Work required
Below are some records; repeat them all exactly, minus the pictures.
== Listing ==
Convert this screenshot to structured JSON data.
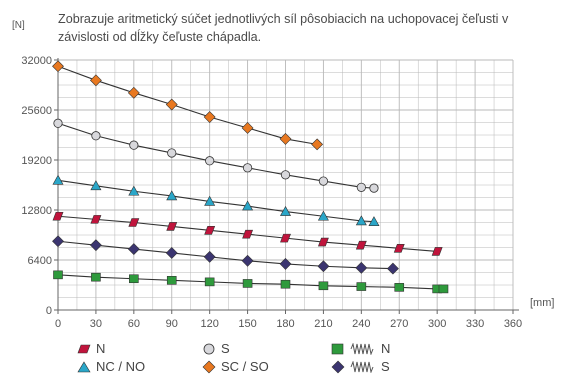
{
  "description": "Zobrazuje aritmetický súčet jednotlivých síl pôsobiacich na uchopovacej čeľusti v závislosti od dĺžky čeľuste chápadla.",
  "colors": {
    "grid": "#b8b8b8",
    "axis": "#666666",
    "line": "#333333",
    "N": "#c0143c",
    "NC_NO": "#2aa6c8",
    "S": "#d8d8dc",
    "SC_SO": "#e87820",
    "spring_N": "#2e9a3c",
    "spring_S": "#3b3570"
  },
  "chart_data": {
    "type": "line",
    "xlabel": "",
    "x_unit": "[mm]",
    "ylabel": "",
    "y_unit": "[N]",
    "xlim": [
      0,
      360
    ],
    "ylim": [
      0,
      32000
    ],
    "x_ticks": [
      "0",
      "30",
      "60",
      "90",
      "120",
      "150",
      "180",
      "210",
      "240",
      "270",
      "300",
      "330",
      "360"
    ],
    "y_ticks": [
      "0",
      "6400",
      "12800",
      "19200",
      "25600",
      "32000"
    ],
    "grid": true,
    "legend_position": "bottom-left",
    "series": [
      {
        "name": "N",
        "marker": "rect-tilted",
        "color": "#c0143c",
        "x": [
          0,
          30,
          60,
          90,
          120,
          150,
          180,
          210,
          240,
          270,
          300
        ],
        "y": [
          12000,
          11600,
          11200,
          10700,
          10200,
          9700,
          9200,
          8700,
          8300,
          7900,
          7500
        ]
      },
      {
        "name": "NC / NO",
        "marker": "triangle",
        "color": "#2aa6c8",
        "x": [
          0,
          30,
          60,
          90,
          120,
          150,
          180,
          210,
          240,
          250
        ],
        "y": [
          16600,
          15900,
          15200,
          14600,
          13900,
          13300,
          12600,
          12000,
          11400,
          11300
        ]
      },
      {
        "name": "S",
        "marker": "circle",
        "color": "#d8d8dc",
        "x": [
          0,
          30,
          60,
          90,
          120,
          150,
          180,
          210,
          240,
          250
        ],
        "y": [
          23900,
          22300,
          21100,
          20100,
          19100,
          18200,
          17300,
          16500,
          15700,
          15600
        ]
      },
      {
        "name": "SC / SO",
        "marker": "diamond",
        "color": "#e87820",
        "x": [
          0,
          30,
          60,
          90,
          120,
          150,
          180,
          205
        ],
        "y": [
          31200,
          29400,
          27800,
          26300,
          24700,
          23300,
          21900,
          21200
        ]
      },
      {
        "name": "N",
        "prefix_icon": "spring-icon",
        "marker": "square",
        "color": "#2e9a3c",
        "x": [
          0,
          30,
          60,
          90,
          120,
          150,
          180,
          210,
          240,
          270,
          300,
          305
        ],
        "y": [
          4500,
          4200,
          4000,
          3800,
          3600,
          3400,
          3300,
          3100,
          3000,
          2900,
          2700,
          2700
        ]
      },
      {
        "name": "S",
        "prefix_icon": "spring-icon",
        "marker": "diamond",
        "color": "#3b3570",
        "x": [
          0,
          30,
          60,
          90,
          120,
          150,
          180,
          210,
          240,
          265
        ],
        "y": [
          8800,
          8300,
          7800,
          7300,
          6800,
          6300,
          5900,
          5600,
          5400,
          5300
        ]
      }
    ]
  }
}
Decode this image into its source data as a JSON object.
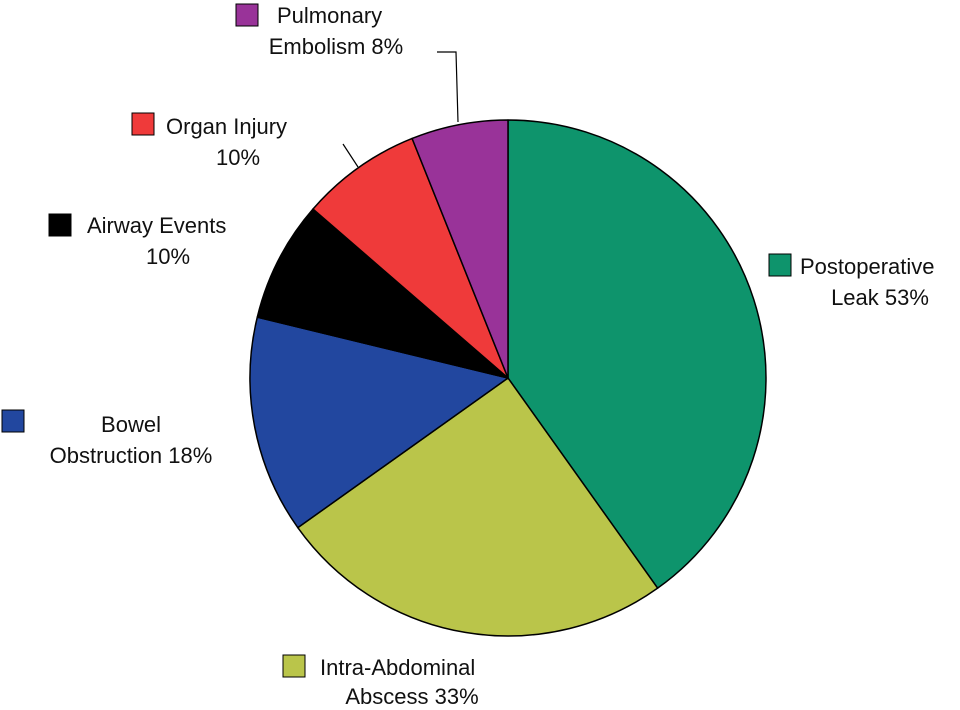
{
  "chart_data": {
    "type": "pie",
    "slices": [
      {
        "label_lines": [
          "Postoperative",
          "Leak 53%"
        ],
        "value": 53,
        "color": "#0e946c"
      },
      {
        "label_lines": [
          "Intra-Abdominal",
          "Abscess 33%"
        ],
        "value": 33,
        "color": "#bac54a"
      },
      {
        "label_lines": [
          "Bowel",
          "Obstruction 18%"
        ],
        "value": 18,
        "color": "#22479f"
      },
      {
        "label_lines": [
          "Airway Events",
          "10%"
        ],
        "value": 10,
        "color": "#000000"
      },
      {
        "label_lines": [
          "Organ Injury",
          "10%"
        ],
        "value": 10,
        "color": "#ef3a3a"
      },
      {
        "label_lines": [
          "Pulmonary",
          "Embolism 8%"
        ],
        "value": 8,
        "color": "#993399"
      }
    ],
    "start": "top",
    "direction": "clockwise",
    "legend": "labels beside slices with color squares"
  }
}
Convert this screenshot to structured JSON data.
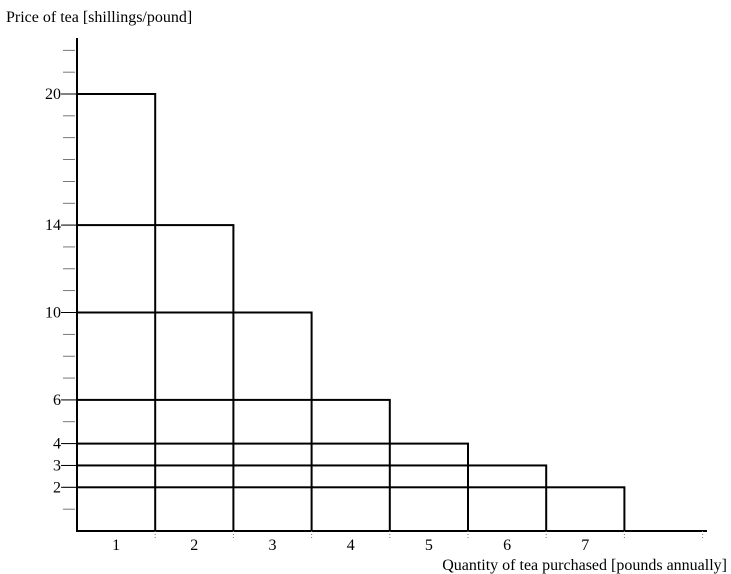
===
Worked solution
Convert this screenshot to structured JSON data.
{
  "description": "Zobrazuje aritmetický súčet jednotlivých síl pôsobiacich na uchopovacej čeľusti v závislosti od dĺžky čeľuste chápadla.",
  "colors": {
    "grid": "#b8b8b8",
    "axis": "#666666",
    "line": "#333333",
    "N": "#c0143c",
    "NC_NO": "#2aa6c8",
    "S": "#d8d8dc",
    "SC_SO": "#e87820",
    "spring_N": "#2e9a3c",
    "spring_S": "#3b3570"
  },
  "chart_data": {
    "type": "line",
    "xlabel": "",
    "x_unit": "[mm]",
    "ylabel": "",
    "y_unit": "[N]",
    "xlim": [
      0,
      360
    ],
    "ylim": [
      0,
      32000
    ],
    "x_ticks": [
      "0",
      "30",
      "60",
      "90",
      "120",
      "150",
      "180",
      "210",
      "240",
      "270",
      "300",
      "330",
      "360"
    ],
    "y_ticks": [
      "0",
      "6400",
      "12800",
      "19200",
      "25600",
      "32000"
    ],
    "grid": true,
    "legend_position": "bottom-left",
    "series": [
      {
        "name": "N",
        "marker": "rect-tilted",
        "color": "#c0143c",
        "x": [
          0,
          30,
          60,
          90,
          120,
          150,
          180,
          210,
          240,
          270,
          300
        ],
        "y": [
          12000,
          11600,
          11200,
          10700,
          10200,
          9700,
          9200,
          8700,
          8300,
          7900,
          7500
        ]
      },
      {
        "name": "NC / NO",
        "marker": "triangle",
        "color": "#2aa6c8",
        "x": [
          0,
          30,
          60,
          90,
          120,
          150,
          180,
          210,
          240,
          250
        ],
        "y": [
          16600,
          15900,
          15200,
          14600,
          13900,
          13300,
          12600,
          12000,
          11400,
          11300
        ]
      },
      {
        "name": "S",
        "marker": "circle",
        "color": "#d8d8dc",
        "x": [
          0,
          30,
          60,
          90,
          120,
          150,
          180,
          210,
          240,
          250
        ],
        "y": [
          23900,
          22300,
          21100,
          20100,
          19100,
          18200,
          17300,
          16500,
          15700,
          15600
        ]
      },
      {
        "name": "SC / SO",
        "marker": "diamond",
        "color": "#e87820",
        "x": [
          0,
          30,
          60,
          90,
          120,
          150,
          180,
          205
        ],
        "y": [
          31200,
          29400,
          27800,
          26300,
          24700,
          23300,
          21900,
          21200
        ]
      },
      {
        "name": "N",
        "prefix_icon": "spring-icon",
        "marker": "square",
        "color": "#2e9a3c",
        "x": [
          0,
          30,
          60,
          90,
          120,
          150,
          180,
          210,
          240,
          270,
          300,
          305
        ],
        "y": [
          4500,
          4200,
          4000,
          3800,
          3600,
          3400,
          3300,
          3100,
          3000,
          2900,
          2700,
          2700
        ]
      },
      {
        "name": "S",
        "prefix_icon": "spring-icon",
        "marker": "diamond",
        "color": "#3b3570",
        "x": [
          0,
          30,
          60,
          90,
          120,
          150,
          180,
          210,
          240,
          265
        ],
        "y": [
          8800,
          8300,
          7800,
          7300,
          6800,
          6300,
          5900,
          5600,
          5400,
          5300
        ]
      }
    ]
  }
}
Decode this image into its source data as a JSON object.
{
  "chart_data": {
    "type": "pie",
    "slices": [
      {
        "label_lines": [
          "Postoperative",
          "Leak 53%"
        ],
        "value": 53,
        "color": "#0e946c"
      },
      {
        "label_lines": [
          "Intra-Abdominal",
          "Abscess 33%"
        ],
        "value": 33,
        "color": "#bac54a"
      },
      {
        "label_lines": [
          "Bowel",
          "Obstruction 18%"
        ],
        "value": 18,
        "color": "#22479f"
      },
      {
        "label_lines": [
          "Airway Events",
          "10%"
        ],
        "value": 10,
        "color": "#000000"
      },
      {
        "label_lines": [
          "Organ Injury",
          "10%"
        ],
        "value": 10,
        "color": "#ef3a3a"
      },
      {
        "label_lines": [
          "Pulmonary",
          "Embolism 8%"
        ],
        "value": 8,
        "color": "#993399"
      }
    ],
    "start": "top",
    "direction": "clockwise",
    "legend": "labels beside slices with color squares"
  }
}
Convert this screenshot to structured JSON data.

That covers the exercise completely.